# PROBLEM STATEMENT
Can you reproduce all of the material below line for line, without changing anything?

[Start]

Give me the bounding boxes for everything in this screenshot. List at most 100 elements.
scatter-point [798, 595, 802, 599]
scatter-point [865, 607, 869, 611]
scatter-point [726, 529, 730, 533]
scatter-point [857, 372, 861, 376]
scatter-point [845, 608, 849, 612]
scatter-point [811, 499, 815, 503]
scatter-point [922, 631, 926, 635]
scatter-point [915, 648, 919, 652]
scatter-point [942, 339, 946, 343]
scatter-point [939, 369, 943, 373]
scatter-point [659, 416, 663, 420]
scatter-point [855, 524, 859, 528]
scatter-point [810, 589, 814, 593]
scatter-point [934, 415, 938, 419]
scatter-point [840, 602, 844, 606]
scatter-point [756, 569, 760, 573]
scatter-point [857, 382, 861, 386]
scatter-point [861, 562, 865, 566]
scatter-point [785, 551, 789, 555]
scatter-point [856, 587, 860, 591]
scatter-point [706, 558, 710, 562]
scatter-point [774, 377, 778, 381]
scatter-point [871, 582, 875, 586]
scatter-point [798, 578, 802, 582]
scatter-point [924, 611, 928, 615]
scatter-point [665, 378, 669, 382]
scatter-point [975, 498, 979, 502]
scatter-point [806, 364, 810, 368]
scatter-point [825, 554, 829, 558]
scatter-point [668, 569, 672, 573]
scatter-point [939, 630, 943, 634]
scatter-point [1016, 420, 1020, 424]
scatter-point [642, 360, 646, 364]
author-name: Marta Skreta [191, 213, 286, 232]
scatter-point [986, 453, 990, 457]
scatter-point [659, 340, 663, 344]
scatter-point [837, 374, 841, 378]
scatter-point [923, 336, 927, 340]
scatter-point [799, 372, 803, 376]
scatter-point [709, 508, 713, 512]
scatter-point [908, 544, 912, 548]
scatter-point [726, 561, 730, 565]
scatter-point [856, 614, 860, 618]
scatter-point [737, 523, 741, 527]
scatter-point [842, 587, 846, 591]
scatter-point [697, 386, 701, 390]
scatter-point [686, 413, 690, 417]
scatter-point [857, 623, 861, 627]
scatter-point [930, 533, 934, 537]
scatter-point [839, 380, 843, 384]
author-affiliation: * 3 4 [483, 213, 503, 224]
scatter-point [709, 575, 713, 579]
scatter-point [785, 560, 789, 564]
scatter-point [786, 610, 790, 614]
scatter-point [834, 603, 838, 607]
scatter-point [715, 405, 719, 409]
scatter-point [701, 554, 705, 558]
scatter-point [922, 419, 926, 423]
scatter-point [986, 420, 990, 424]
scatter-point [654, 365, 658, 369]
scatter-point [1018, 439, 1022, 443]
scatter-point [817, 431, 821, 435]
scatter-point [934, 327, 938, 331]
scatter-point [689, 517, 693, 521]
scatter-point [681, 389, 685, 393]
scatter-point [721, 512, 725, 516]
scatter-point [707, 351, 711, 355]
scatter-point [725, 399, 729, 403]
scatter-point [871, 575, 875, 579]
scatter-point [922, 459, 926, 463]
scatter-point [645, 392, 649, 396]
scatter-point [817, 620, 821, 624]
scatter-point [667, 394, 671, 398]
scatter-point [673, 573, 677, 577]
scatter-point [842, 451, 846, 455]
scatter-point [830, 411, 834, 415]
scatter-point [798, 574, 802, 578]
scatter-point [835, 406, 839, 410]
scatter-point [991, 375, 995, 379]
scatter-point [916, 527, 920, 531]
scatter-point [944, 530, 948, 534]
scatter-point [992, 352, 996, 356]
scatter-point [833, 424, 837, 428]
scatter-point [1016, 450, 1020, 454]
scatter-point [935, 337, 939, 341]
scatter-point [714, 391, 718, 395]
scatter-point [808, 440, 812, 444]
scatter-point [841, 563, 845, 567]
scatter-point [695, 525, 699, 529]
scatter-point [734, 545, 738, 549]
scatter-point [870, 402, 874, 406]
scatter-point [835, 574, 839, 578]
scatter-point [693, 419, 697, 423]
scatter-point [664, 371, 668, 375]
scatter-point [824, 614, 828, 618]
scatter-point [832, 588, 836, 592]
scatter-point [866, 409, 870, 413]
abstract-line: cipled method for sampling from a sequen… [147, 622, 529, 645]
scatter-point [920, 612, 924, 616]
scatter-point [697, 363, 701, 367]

[End]

# CORRECT RESPONSE
Give me the bounding boxes for everything in this screenshot. List at most 100 elements.
scatter-point [798, 595, 802, 599]
scatter-point [865, 607, 869, 611]
scatter-point [726, 529, 730, 533]
scatter-point [857, 372, 861, 376]
scatter-point [845, 608, 849, 612]
scatter-point [811, 499, 815, 503]
scatter-point [922, 631, 926, 635]
scatter-point [915, 648, 919, 652]
scatter-point [942, 339, 946, 343]
scatter-point [939, 369, 943, 373]
scatter-point [659, 416, 663, 420]
scatter-point [855, 524, 859, 528]
scatter-point [810, 589, 814, 593]
scatter-point [934, 415, 938, 419]
scatter-point [840, 602, 844, 606]
scatter-point [756, 569, 760, 573]
scatter-point [857, 382, 861, 386]
scatter-point [861, 562, 865, 566]
scatter-point [785, 551, 789, 555]
scatter-point [856, 587, 860, 591]
scatter-point [706, 558, 710, 562]
scatter-point [774, 377, 778, 381]
scatter-point [871, 582, 875, 586]
scatter-point [798, 578, 802, 582]
scatter-point [924, 611, 928, 615]
scatter-point [665, 378, 669, 382]
scatter-point [975, 498, 979, 502]
scatter-point [806, 364, 810, 368]
scatter-point [825, 554, 829, 558]
scatter-point [668, 569, 672, 573]
scatter-point [939, 630, 943, 634]
scatter-point [1016, 420, 1020, 424]
scatter-point [642, 360, 646, 364]
author-name: Marta Skreta [191, 213, 286, 232]
scatter-point [986, 453, 990, 457]
scatter-point [659, 340, 663, 344]
scatter-point [837, 374, 841, 378]
scatter-point [923, 336, 927, 340]
scatter-point [799, 372, 803, 376]
scatter-point [709, 508, 713, 512]
scatter-point [908, 544, 912, 548]
scatter-point [726, 561, 730, 565]
scatter-point [856, 614, 860, 618]
scatter-point [737, 523, 741, 527]
scatter-point [842, 587, 846, 591]
scatter-point [697, 386, 701, 390]
scatter-point [686, 413, 690, 417]
scatter-point [857, 623, 861, 627]
scatter-point [930, 533, 934, 537]
scatter-point [839, 380, 843, 384]
author-affiliation: * 3 4 [483, 213, 503, 224]
scatter-point [709, 575, 713, 579]
scatter-point [785, 560, 789, 564]
scatter-point [786, 610, 790, 614]
scatter-point [834, 603, 838, 607]
scatter-point [715, 405, 719, 409]
scatter-point [701, 554, 705, 558]
scatter-point [922, 419, 926, 423]
scatter-point [986, 420, 990, 424]
scatter-point [654, 365, 658, 369]
scatter-point [1018, 439, 1022, 443]
scatter-point [817, 431, 821, 435]
scatter-point [934, 327, 938, 331]
scatter-point [689, 517, 693, 521]
scatter-point [681, 389, 685, 393]
scatter-point [721, 512, 725, 516]
scatter-point [707, 351, 711, 355]
scatter-point [725, 399, 729, 403]
scatter-point [871, 575, 875, 579]
scatter-point [922, 459, 926, 463]
scatter-point [645, 392, 649, 396]
scatter-point [817, 620, 821, 624]
scatter-point [667, 394, 671, 398]
scatter-point [673, 573, 677, 577]
scatter-point [842, 451, 846, 455]
scatter-point [830, 411, 834, 415]
scatter-point [798, 574, 802, 578]
scatter-point [835, 406, 839, 410]
scatter-point [991, 375, 995, 379]
scatter-point [916, 527, 920, 531]
scatter-point [944, 530, 948, 534]
scatter-point [992, 352, 996, 356]
scatter-point [833, 424, 837, 428]
scatter-point [1016, 450, 1020, 454]
scatter-point [935, 337, 939, 341]
scatter-point [714, 391, 718, 395]
scatter-point [808, 440, 812, 444]
scatter-point [841, 563, 845, 567]
scatter-point [695, 525, 699, 529]
scatter-point [734, 545, 738, 549]
scatter-point [870, 402, 874, 406]
scatter-point [835, 574, 839, 578]
scatter-point [693, 419, 697, 423]
scatter-point [664, 371, 668, 375]
scatter-point [824, 614, 828, 618]
scatter-point [832, 588, 836, 592]
scatter-point [866, 409, 870, 413]
abstract-line: cipled method for sampling from a sequen… [147, 622, 529, 645]
scatter-point [920, 612, 924, 616]
scatter-point [697, 363, 701, 367]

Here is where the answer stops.